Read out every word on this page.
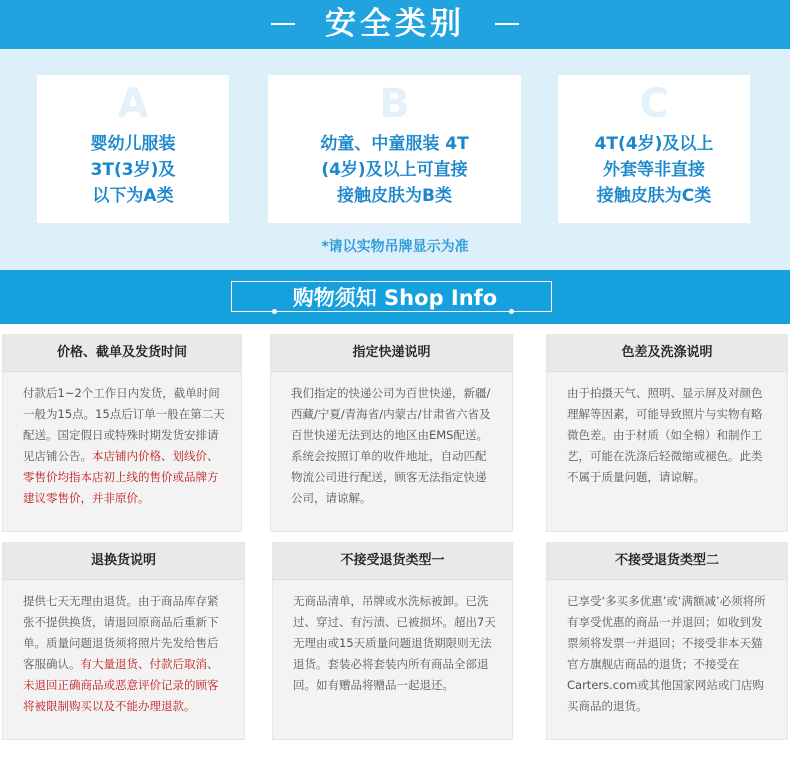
安全类别
A
婴幼儿服装
3T(3岁)及
以下为A类
B
幼童、中童服装 4T
(4岁)及以上可直接
接触皮肤为B类
C
4T(4岁)及以上
外套等非直接
接触皮肤为C类
*请以实物吊牌显示为准
购物须知 Shop Info
价格、截单及发货时间
付款后1~2个工作日内发货，截单时间一般为15点。15点后订单一般在第二天配送。国定假日或特殊时期发货安排请见店铺公告。本店铺内价格、划线价、零售价均指本店初上线的售价或品牌方建议零售价，并非原价。
指定快递说明
我们指定的快递公司为百世快递，新疆/西藏/宁夏/青海省/内蒙古/甘肃省六省及百世快递无法到达的地区由EMS配送。系统会按照订单的收件地址，自动匹配物流公司进行配送，顾客无法指定快递公司，请谅解。
色差及洗涤说明
由于拍摄天气、照明、显示屏及对颜色理解等因素，可能导致照片与实物有略微色差。由于材质（如全棉）和制作工艺，可能在洗涤后轻微缩或褪色。此类不属于质量问题，请谅解。
退换货说明
提供七天无理由退货。由于商品库存紧张不提供换货，请退回原商品后重新下单。质量问题退货须将照片先发给售后客服确认。有大量退货、付款后取消、未退回正确商品或恶意评价记录的顾客将被限制购买以及不能办理退款。
不接受退货类型一
无商品清单，吊牌或水洗标被卸。已洗过、穿过、有污渍、已被损坏。超出7天无理由或15天质量问题退货期限则无法退货。套装必将套装内所有商品全部退回。如有赠品将赠品一起退还。
不接受退货类型二
已享受‘多买多优惠’或‘满额减’必须将所有享受优惠的商品一并退回；如收到发票须将发票一并退回；不接受非本天猫官方旗舰店商品的退货；不接受在Carters.com或其他国家网站或门店购买商品的退货。
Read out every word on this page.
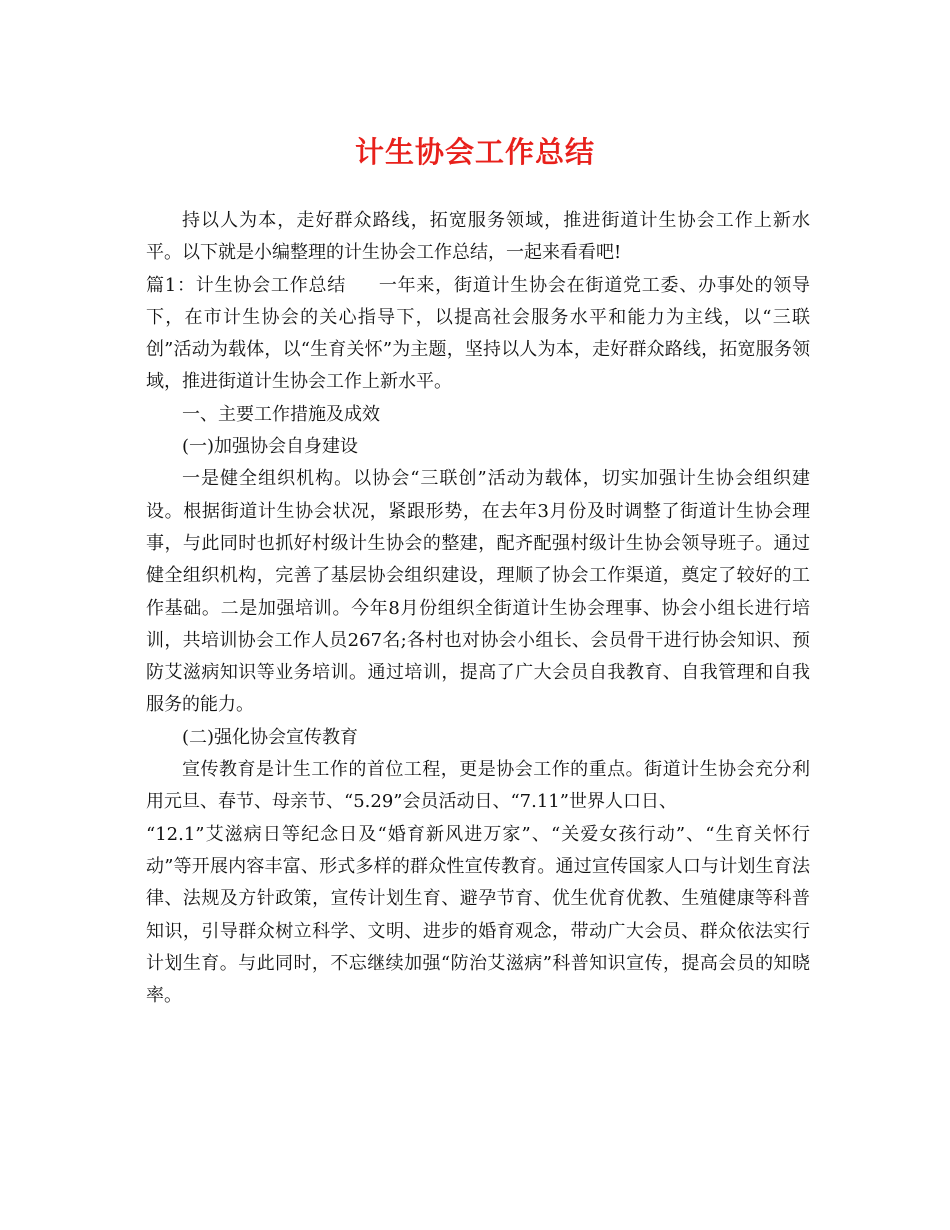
计生协会工作总结

持以人为本，走好群众路线，拓宽服务领域，推进街道计生协会工作上新水平。以下就是小编整理的计生协会工作总结，一起来看看吧!

篇1：计生协会工作总结 一年来，街道计生协会在街道党工委、办事处的领导下，在市计生协会的关心指导下，以提高社会服务水平和能力为主线，以“三联创”活动为载体，以“生育关怀”为主题，坚持以人为本，走好群众路线，拓宽服务领域，推进街道计生协会工作上新水平。

一、主要工作措施及成效

(一)加强协会自身建设

一是健全组织机构。以协会“三联创”活动为载体，切实加强计生协会组织建设。根据街道计生协会状况，紧跟形势，在去年3月份及时调整了街道计生协会理事，与此同时也抓好村级计生协会的整建，配齐配强村级计生协会领导班子。通过健全组织机构，完善了基层协会组织建设，理顺了协会工作渠道，奠定了较好的工作基础。二是加强培训。今年8月份组织全街道计生协会理事、协会小组长进行培训，共培训协会工作人员267名;各村也对协会小组长、会员骨干进行协会知识、预防艾滋病知识等业务培训。通过培训，提高了广大会员自我教育、自我管理和自我服务的能力。

(二)强化协会宣传教育

宣传教育是计生工作的首位工程，更是协会工作的重点。街道计生协会充分利用元旦、春节、母亲节、“5.29”会员活动日、“7.11”世界人口日、

“12.1”艾滋病日等纪念日及“婚育新风进万家”、“关爱女孩行动”、“生育关怀行动”等开展内容丰富、形式多样的群众性宣传教育。通过宣传国家人口与计划生育法律、法规及方针政策，宣传计划生育、避孕节育、优生优育优教、生殖健康等科普知识，引导群众树立科学、文明、进步的婚育观念，带动广大会员、群众依法实行计划生育。与此同时，不忘继续加强“防治艾滋病”科普知识宣传，提高会员的知晓率。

##############################

* **Your objective**
Examine the records and pull out every line where the string "走好群众路线" occurs.

* **Problem solution**
持以人为本，走好群众路线，拓宽服务领域，推进街道计生协会工作上新水平。以下就是小编整理的计生协会工作总结，一起来看看吧!
篇1：计生协会工作总结 一年来，街道计生协会在街道党工委、办事处的领导下，在市计生协会的关心指导下，以提高社会服务水平和能力为主线，以“三联创”活动为载体，以“生育关怀”为主题，坚持以人为本，走好群众路线，拓宽服务领域，推进街道计生协会工作上新水平。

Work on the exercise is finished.